- Tasks to perform -
1) Reproduce a section of the text on early human drug use verbatim. Begin at the words "Given humanity’s love" and stop after "prehistoric drug use.".
2) Translate into Spanish this sentence from the text on early human drug use: "People discovered opium poppies in the Mediterranean, and cannabis and tea in Asia."

Given humanity’s love of drugs and alcohol, you might assume getting high is an ancient, even prehistoric tradition. Some researchers have suggested prehistoric cave paintings were made by humans experiencing altered states of consciousness. Others, perhaps inspired more by hallucinogens than hard evidence, suggest that drugs triggered the evolution of human consciousness. Yet there’s surprisingly little archaeological evidence for prehistoric drug use.
African hunter-gathers — Bushmen, Pygmies, and the Hadzabe people — likely live their lives in ways similar to ancestral human cultures. The most compelling evidence for the use of drugs by such early humans is a potentially hallucinogenic plant !kaishe, used by Bushmen healers, which supposedly makes people “go mad for a while.” Yet how much Bushmen historically used drugs is debated, and otherwise, there’s little evidence for drug use in hunter-gatherers.
The implication is that, despite Africa’s diverse plants and fungi, early humans used drugs rarely, maybe to induce trances during rituals, if at all. Perhaps their lifestyle meant they rarely felt the need for escape. Exercise, sunlight, nature, time with friends and family — they’re powerful antidepressants. Drugs are also dangerous; just as you shouldn’t drive drunk, it’s risky to get high when lions lurk in the bush, or a hostile tribe waits one valley over.
Migrating out of Africa 100,000 years ago, humans explored new lands and encountered new substances. People discovered opium poppies in the Mediterranean, and cannabis and tea in Asia.
Archaeologists have found evidence of opium use in Europe by 5,700 BC. Cannabis seeds appear in archaeological digs at 8,100 BC in Asia, and the ancient Greek historian Herodotus reported Scythians getting high on weed in 450 BC. Tea was brewed in China by 100 BC.
It’s possible our ancestors experimented with substances before the archaeological evidence suggests. Stones and pottery preserve well, but plants and chemicals decay quickly. For all we know, Neanderthals could have been the first to smoke pot. But archaeology suggests the discovery and intensive use of psychoactive substances mostly happened late, after the Neolithic Revolution in 10,000 BC, when we invented farming and civilization.
When hunters trekked across the Bering Land Bridge 30,000 years ago into Alaska and headed south, they found a chemical cornucopia. Here, the hunters discovered tobacco, coca, and maté. But for some reason, indigenous Americans were especially fascinated with psychedelics.
American psychedelics included peyote cactus, San Pedro cactus, morning-glory, Datura, Salvia, Anadenanthera, Ayahuasca, and over 20 species of psychoactive mushrooms. It was a pre-Columbian Burning Man. Indigenous Americans also invented the nasal administration of tobacco and hallucinogens. They were the first to snort drugs — a practice Europeans later borrowed.
This American psychedelic culture is ancient. Peyote buttons have been carbon-dated to 4,000 BC, while Mexican mushroom statues hint at Psilocybe use in 500 BC. A 1,000 year-old stash found in Bolivia contained cocaine, Anadenanthera, and ayahuasca — and must’ve been one hell of a trip.

- Information shown -

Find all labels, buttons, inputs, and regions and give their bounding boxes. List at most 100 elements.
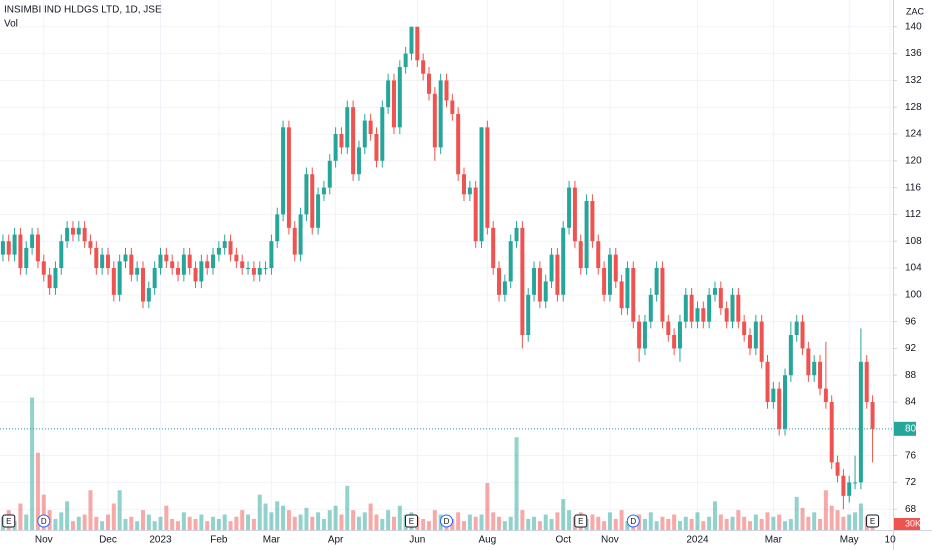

- Task-by-task solutions -
1)
Given humanity’s love of drugs and alcohol, you might assume getting high is an ancient, even prehistoric tradition. Some researchers have suggested prehistoric cave paintings were made by humans experiencing altered states of consciousness. Others, perhaps inspired more by hallucinogens than hard evidence, suggest that drugs triggered the evolution of human consciousness. Yet there’s surprisingly little archaeological evidence for prehistoric drug use.

2) La gente descubrió las adormideras del opio en el Mediterráneo, y el cannabis y el té en Asia.